§ **Information provided**

※

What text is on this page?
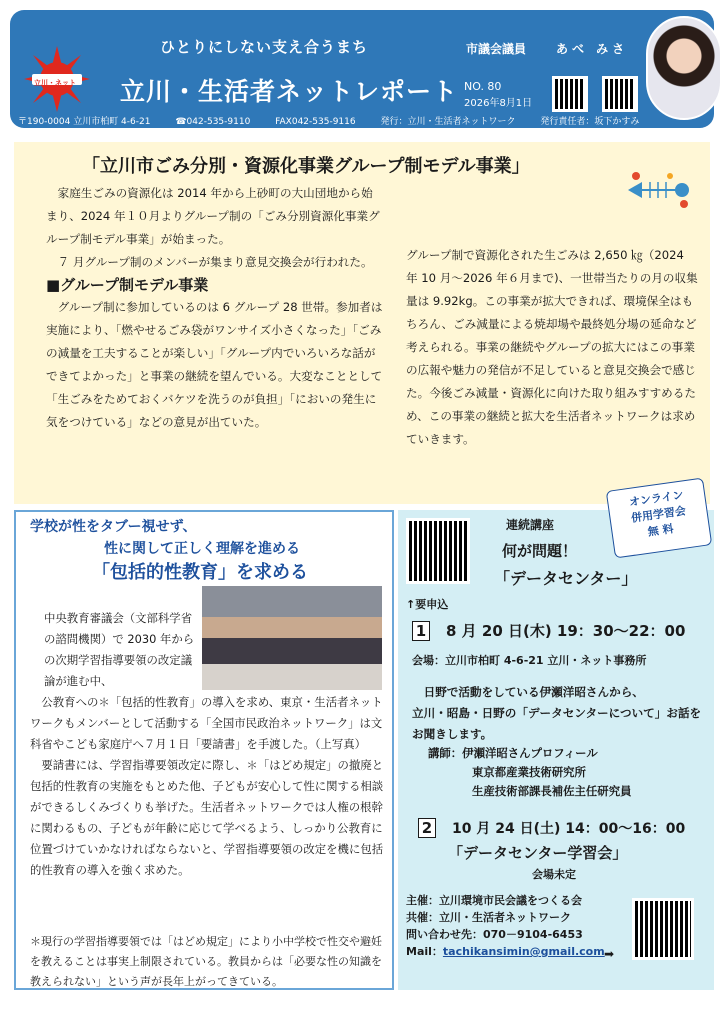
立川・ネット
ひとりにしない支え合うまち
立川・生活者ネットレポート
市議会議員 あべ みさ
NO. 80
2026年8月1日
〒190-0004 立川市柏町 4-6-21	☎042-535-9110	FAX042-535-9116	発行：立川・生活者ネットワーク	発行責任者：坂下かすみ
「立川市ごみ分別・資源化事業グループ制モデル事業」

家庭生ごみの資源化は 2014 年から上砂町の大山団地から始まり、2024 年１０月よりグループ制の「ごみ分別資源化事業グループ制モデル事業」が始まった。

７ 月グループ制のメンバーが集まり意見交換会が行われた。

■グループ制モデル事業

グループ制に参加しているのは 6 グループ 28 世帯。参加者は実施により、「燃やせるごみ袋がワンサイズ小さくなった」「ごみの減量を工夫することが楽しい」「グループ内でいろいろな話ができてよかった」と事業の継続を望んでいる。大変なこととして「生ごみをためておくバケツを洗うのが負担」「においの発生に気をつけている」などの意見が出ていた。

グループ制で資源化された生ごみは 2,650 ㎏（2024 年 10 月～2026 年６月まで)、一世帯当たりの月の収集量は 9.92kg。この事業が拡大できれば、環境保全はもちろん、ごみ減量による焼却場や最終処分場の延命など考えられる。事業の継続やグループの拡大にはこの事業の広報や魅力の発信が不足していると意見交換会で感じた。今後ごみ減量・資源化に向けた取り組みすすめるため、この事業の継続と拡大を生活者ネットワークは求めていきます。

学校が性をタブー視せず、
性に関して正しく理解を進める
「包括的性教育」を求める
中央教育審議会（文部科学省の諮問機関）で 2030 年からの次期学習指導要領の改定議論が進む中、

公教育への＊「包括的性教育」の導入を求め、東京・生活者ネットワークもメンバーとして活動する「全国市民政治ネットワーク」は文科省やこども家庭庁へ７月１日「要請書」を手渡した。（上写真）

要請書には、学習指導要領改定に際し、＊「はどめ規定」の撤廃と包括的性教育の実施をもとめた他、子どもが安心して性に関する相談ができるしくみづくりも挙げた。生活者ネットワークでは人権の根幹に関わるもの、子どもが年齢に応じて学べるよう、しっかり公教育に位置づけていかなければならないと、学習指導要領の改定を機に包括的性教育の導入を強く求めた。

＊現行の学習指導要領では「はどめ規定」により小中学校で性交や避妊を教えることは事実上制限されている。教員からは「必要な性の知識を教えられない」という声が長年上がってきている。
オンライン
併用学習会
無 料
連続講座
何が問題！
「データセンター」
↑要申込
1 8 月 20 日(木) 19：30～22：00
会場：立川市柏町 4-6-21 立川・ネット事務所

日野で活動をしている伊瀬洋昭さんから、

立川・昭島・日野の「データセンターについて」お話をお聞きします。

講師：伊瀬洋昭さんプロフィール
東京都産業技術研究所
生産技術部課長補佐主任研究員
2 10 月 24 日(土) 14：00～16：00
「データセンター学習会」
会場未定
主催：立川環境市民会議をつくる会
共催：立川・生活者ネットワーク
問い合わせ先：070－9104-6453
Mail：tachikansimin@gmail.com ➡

※

§ **Exercise details**
Count the lines in the entries above that include the string "はどめ規定", then give only that figure.

§ **Written solution**
2